--- Problem to work on ---
In the listing below, find every line with the string "فیروزآباد" and pull it out.

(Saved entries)
◇ ◇ ◇ ◇ ◇
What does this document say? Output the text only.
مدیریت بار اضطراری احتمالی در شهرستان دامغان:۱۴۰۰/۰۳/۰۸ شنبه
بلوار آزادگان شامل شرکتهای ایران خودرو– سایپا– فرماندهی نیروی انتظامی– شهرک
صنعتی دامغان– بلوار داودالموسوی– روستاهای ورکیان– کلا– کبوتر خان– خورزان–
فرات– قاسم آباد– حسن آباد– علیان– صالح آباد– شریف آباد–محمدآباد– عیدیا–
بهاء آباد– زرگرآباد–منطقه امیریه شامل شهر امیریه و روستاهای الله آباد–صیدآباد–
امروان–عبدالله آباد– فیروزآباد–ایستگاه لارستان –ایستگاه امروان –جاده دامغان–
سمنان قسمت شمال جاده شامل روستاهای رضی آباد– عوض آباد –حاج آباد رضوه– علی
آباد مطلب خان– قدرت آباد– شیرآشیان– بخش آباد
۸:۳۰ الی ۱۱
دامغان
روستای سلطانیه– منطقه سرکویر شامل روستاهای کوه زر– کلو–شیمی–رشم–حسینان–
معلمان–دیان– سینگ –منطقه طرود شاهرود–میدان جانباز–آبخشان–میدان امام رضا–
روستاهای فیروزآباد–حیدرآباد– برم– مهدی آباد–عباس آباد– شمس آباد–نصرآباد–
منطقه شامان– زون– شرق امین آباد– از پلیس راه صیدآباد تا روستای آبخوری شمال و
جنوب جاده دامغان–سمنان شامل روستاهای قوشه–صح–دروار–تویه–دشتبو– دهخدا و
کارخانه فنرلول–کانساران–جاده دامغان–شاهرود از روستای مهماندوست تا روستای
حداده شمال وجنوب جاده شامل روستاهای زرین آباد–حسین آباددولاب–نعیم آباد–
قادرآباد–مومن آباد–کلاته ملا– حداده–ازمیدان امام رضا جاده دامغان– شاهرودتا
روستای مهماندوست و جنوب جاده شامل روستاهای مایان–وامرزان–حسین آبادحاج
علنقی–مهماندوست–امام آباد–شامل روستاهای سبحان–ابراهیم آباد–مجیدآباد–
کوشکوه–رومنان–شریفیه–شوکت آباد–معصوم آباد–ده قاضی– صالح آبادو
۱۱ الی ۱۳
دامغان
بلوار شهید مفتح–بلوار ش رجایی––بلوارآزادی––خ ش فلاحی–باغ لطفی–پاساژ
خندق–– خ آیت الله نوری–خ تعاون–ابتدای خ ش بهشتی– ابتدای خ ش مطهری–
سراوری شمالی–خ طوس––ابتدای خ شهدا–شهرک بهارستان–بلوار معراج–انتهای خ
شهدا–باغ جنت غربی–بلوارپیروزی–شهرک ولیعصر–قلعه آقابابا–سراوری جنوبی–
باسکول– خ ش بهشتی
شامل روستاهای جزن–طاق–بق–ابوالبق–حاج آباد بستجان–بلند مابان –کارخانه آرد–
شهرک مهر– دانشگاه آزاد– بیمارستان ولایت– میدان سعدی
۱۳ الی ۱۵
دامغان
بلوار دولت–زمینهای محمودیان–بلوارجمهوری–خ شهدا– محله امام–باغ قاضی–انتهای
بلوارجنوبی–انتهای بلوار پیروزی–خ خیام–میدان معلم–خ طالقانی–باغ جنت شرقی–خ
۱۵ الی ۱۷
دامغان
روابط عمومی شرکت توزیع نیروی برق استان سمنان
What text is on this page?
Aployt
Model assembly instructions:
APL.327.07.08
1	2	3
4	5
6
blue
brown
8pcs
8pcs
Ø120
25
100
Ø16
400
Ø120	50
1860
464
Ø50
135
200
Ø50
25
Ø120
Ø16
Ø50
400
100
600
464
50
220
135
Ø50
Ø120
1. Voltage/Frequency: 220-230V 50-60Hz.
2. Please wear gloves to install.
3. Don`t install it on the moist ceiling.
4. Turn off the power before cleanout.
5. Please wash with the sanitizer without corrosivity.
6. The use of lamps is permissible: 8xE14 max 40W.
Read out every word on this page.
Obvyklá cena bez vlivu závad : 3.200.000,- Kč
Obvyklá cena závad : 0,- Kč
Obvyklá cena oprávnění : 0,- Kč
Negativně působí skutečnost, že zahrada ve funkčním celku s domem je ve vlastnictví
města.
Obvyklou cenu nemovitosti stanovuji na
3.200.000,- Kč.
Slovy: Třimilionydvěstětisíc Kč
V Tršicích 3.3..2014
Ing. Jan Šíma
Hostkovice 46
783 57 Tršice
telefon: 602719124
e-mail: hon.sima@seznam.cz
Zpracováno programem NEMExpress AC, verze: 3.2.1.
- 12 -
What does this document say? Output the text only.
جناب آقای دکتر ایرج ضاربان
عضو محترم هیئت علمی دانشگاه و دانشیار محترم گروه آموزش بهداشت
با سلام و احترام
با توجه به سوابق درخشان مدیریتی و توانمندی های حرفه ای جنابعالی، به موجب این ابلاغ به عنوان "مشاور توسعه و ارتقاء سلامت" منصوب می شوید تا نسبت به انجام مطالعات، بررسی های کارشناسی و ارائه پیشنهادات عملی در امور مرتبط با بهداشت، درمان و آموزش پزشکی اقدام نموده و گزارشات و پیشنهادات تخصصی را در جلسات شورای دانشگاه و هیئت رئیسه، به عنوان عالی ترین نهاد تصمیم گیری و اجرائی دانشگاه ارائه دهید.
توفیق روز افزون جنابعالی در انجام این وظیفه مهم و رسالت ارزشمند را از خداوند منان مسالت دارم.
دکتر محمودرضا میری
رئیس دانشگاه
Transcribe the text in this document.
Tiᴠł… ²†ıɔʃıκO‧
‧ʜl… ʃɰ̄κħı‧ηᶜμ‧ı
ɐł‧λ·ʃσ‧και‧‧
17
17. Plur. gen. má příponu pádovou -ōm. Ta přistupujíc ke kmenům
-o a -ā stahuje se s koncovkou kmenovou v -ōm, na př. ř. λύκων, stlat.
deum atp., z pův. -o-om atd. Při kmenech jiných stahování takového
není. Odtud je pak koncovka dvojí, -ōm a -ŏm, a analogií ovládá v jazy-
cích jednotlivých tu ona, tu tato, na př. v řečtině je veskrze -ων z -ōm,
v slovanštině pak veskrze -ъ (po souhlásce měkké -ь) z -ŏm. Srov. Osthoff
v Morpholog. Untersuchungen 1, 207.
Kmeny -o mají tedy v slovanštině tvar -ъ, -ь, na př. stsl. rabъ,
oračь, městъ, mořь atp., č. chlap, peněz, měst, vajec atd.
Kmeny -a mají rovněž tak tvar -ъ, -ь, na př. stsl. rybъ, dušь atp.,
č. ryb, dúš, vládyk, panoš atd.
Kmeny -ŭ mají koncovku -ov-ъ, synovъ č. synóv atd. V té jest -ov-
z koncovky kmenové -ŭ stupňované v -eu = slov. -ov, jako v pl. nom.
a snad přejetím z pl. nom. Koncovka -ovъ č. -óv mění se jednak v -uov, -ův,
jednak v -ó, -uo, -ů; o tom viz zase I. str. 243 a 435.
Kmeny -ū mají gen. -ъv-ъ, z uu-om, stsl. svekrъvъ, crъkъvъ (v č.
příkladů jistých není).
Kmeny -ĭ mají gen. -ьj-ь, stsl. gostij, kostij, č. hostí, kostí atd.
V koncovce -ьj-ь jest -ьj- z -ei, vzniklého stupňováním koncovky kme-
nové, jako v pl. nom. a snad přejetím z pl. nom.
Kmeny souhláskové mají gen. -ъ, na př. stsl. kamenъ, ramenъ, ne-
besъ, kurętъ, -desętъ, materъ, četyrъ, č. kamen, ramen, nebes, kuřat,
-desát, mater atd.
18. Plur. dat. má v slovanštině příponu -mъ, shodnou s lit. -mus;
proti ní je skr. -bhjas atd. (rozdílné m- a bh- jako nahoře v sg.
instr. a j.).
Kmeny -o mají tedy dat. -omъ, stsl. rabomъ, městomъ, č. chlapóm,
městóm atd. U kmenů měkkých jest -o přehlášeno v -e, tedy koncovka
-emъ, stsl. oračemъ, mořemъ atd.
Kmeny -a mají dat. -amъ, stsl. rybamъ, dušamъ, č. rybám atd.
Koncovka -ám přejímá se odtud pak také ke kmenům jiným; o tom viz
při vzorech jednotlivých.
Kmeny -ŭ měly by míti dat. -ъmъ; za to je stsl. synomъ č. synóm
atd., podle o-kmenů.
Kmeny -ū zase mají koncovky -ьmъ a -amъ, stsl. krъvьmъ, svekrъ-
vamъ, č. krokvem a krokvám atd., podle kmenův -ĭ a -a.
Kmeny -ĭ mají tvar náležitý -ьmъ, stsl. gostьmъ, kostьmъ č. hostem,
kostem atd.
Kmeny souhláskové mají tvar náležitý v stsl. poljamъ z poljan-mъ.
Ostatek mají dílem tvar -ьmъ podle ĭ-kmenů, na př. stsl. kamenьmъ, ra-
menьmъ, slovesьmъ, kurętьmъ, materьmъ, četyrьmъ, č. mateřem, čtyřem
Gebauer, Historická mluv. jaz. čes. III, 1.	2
◇ ◇ ◇ ◇ ◇
--- Completed task ---
امروان–عبدالله آباد– فیروزآباد–ایستگاه لارستان –ایستگاه امروان –جاده دامغان–
روستاهای فیروزآباد–حیدرآباد– برم– مهدی آباد–عباس آباد– شمس آباد–نصرآباد–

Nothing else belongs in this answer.